(Task to complete) Restate the whole listing exactly.

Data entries
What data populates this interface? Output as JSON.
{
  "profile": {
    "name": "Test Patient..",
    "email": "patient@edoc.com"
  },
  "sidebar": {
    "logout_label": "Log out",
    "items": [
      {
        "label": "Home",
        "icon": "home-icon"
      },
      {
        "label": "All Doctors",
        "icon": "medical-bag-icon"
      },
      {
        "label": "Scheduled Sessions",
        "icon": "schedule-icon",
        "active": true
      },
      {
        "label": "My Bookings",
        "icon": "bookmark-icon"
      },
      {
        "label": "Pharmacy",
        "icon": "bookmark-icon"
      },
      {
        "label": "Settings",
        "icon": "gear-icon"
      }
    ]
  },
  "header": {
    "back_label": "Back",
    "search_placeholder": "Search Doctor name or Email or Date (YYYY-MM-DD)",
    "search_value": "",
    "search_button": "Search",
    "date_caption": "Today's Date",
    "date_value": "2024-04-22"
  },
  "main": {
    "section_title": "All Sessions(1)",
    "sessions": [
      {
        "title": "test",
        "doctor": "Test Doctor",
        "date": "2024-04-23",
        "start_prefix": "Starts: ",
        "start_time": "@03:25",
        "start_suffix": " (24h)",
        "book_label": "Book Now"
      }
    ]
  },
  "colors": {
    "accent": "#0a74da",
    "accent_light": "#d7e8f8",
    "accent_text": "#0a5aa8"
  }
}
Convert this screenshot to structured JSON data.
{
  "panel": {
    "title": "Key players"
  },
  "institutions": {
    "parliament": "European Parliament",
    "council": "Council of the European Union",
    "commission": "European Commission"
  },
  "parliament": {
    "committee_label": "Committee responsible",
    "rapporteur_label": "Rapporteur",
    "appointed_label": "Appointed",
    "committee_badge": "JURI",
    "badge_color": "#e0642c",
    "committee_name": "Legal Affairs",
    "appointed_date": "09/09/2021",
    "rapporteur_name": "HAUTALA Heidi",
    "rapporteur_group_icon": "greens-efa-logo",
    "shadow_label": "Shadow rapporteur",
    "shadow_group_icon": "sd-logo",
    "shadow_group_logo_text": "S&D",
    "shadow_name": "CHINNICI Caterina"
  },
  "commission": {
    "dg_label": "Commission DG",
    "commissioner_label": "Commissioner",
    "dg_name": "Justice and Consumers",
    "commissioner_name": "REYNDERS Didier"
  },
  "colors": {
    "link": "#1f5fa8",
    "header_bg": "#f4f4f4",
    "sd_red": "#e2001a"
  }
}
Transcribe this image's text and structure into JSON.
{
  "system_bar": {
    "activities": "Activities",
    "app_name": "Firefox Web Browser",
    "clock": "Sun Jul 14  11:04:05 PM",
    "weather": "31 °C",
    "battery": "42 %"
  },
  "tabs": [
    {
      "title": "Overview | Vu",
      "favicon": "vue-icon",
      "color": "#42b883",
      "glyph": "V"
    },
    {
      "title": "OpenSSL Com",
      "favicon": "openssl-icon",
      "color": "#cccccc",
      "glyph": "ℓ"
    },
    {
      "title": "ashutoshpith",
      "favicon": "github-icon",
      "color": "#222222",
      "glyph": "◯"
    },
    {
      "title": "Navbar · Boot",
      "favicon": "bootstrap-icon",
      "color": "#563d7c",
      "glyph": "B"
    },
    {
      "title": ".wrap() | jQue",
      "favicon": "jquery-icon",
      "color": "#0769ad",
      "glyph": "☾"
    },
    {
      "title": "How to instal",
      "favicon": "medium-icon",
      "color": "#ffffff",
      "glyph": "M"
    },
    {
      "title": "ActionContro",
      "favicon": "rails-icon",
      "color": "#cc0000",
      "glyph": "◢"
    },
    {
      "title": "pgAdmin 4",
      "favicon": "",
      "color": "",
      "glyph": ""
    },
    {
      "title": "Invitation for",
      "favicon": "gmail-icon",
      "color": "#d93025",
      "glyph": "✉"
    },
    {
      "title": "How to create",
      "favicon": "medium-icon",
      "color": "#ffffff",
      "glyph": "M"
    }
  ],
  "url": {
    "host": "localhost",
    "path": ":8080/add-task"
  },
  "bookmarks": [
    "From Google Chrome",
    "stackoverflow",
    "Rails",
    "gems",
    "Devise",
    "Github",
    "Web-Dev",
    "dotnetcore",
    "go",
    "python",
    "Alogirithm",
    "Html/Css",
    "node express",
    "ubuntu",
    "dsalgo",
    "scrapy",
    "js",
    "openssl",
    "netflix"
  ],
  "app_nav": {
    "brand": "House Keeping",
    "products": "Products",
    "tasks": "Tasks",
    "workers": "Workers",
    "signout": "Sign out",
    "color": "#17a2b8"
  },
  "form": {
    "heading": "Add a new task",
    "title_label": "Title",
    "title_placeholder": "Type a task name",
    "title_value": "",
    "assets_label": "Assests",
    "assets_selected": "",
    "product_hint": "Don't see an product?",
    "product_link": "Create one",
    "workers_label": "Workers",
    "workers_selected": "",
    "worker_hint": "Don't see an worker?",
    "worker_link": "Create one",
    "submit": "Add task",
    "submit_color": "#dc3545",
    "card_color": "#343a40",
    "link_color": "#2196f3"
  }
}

(Solution)
What data populates this interface? Output as JSON.
{
  "profile": {
    "name": "Test Patient..",
    "email": "patient@edoc.com"
  },
  "sidebar": {
    "logout_label": "Log out",
    "items": [
      {
        "label": "Home",
        "icon": "home-icon"
      },
      {
        "label": "All Doctors",
        "icon": "medical-bag-icon"
      },
      {
        "label": "Scheduled Sessions",
        "icon": "schedule-icon",
        "active": true
      },
      {
        "label": "My Bookings",
        "icon": "bookmark-icon"
      },
      {
        "label": "Pharmacy",
        "icon": "bookmark-icon"
      },
      {
        "label": "Settings",
        "icon": "gear-icon"
      }
    ]
  },
  "header": {
    "back_label": "Back",
    "search_placeholder": "Search Doctor name or Email or Date (YYYY-MM-DD)",
    "search_value": "",
    "search_button": "Search",
    "date_caption": "Today's Date",
    "date_value": "2024-04-22"
  },
  "main": {
    "section_title": "All Sessions(1)",
    "sessions": [
      {
        "title": "test",
        "doctor": "Test Doctor",
        "date": "2024-04-23",
        "start_prefix": "Starts: ",
        "start_time": "@03:25",
        "start_suffix": " (24h)",
        "book_label": "Book Now"
      }
    ]
  },
  "colors": {
    "accent": "#0a74da",
    "accent_light": "#d7e8f8",
    "accent_text": "#0a5aa8"
  }
}
Convert this screenshot to structured JSON data.
{
  "panel": {
    "title": "Key players"
  },
  "institutions": {
    "parliament": "European Parliament",
    "council": "Council of the European Union",
    "commission": "European Commission"
  },
  "parliament": {
    "committee_label": "Committee responsible",
    "rapporteur_label": "Rapporteur",
    "appointed_label": "Appointed",
    "committee_badge": "JURI",
    "badge_color": "#e0642c",
    "committee_name": "Legal Affairs",
    "appointed_date": "09/09/2021",
    "rapporteur_name": "HAUTALA Heidi",
    "rapporteur_group_icon": "greens-efa-logo",
    "shadow_label": "Shadow rapporteur",
    "shadow_group_icon": "sd-logo",
    "shadow_group_logo_text": "S&D",
    "shadow_name": "CHINNICI Caterina"
  },
  "commission": {
    "dg_label": "Commission DG",
    "commissioner_label": "Commissioner",
    "dg_name": "Justice and Consumers",
    "commissioner_name": "REYNDERS Didier"
  },
  "colors": {
    "link": "#1f5fa8",
    "header_bg": "#f4f4f4",
    "sd_red": "#e2001a"
  }
}
Transcribe this image's text and structure into JSON.
{
  "system_bar": {
    "activities": "Activities",
    "app_name": "Firefox Web Browser",
    "clock": "Sun Jul 14  11:04:05 PM",
    "weather": "31 °C",
    "battery": "42 %"
  },
  "tabs": [
    {
      "title": "Overview | Vu",
      "favicon": "vue-icon",
      "color": "#42b883",
      "glyph": "V"
    },
    {
      "title": "OpenSSL Com",
      "favicon": "openssl-icon",
      "color": "#cccccc",
      "glyph": "ℓ"
    },
    {
      "title": "ashutoshpith",
      "favicon": "github-icon",
      "color": "#222222",
      "glyph": "◯"
    },
    {
      "title": "Navbar · Boot",
      "favicon": "bootstrap-icon",
      "color": "#563d7c",
      "glyph": "B"
    },
    {
      "title": ".wrap() | jQue",
      "favicon": "jquery-icon",
      "color": "#0769ad",
      "glyph": "☾"
    },
    {
      "title": "How to instal",
      "favicon": "medium-icon",
      "color": "#ffffff",
      "glyph": "M"
    },
    {
      "title": "ActionContro",
      "favicon": "rails-icon",
      "color": "#cc0000",
      "glyph": "◢"
    },
    {
      "title": "pgAdmin 4",
      "favicon": "",
      "color": "",
      "glyph": ""
    },
    {
      "title": "Invitation for",
      "favicon": "gmail-icon",
      "color": "#d93025",
      "glyph": "✉"
    },
    {
      "title": "How to create",
      "favicon": "medium-icon",
      "color": "#ffffff",
      "glyph": "M"
    }
  ],
  "url": {
    "host": "localhost",
    "path": ":8080/add-task"
  },
  "bookmarks": [
    "From Google Chrome",
    "stackoverflow",
    "Rails",
    "gems",
    "Devise",
    "Github",
    "Web-Dev",
    "dotnetcore",
    "go",
    "python",
    "Alogirithm",
    "Html/Css",
    "node express",
    "ubuntu",
    "dsalgo",
    "scrapy",
    "js",
    "openssl",
    "netflix"
  ],
  "app_nav": {
    "brand": "House Keeping",
    "products": "Products",
    "tasks": "Tasks",
    "workers": "Workers",
    "signout": "Sign out",
    "color": "#17a2b8"
  },
  "form": {
    "heading": "Add a new task",
    "title_label": "Title",
    "title_placeholder": "Type a task name",
    "title_value": "",
    "assets_label": "Assests",
    "assets_selected": "",
    "product_hint": "Don't see an product?",
    "product_link": "Create one",
    "workers_label": "Workers",
    "workers_selected": "",
    "worker_hint": "Don't see an worker?",
    "worker_link": "Create one",
    "submit": "Add task",
    "submit_color": "#dc3545",
    "card_color": "#343a40",
    "link_color": "#2196f3"
  }
}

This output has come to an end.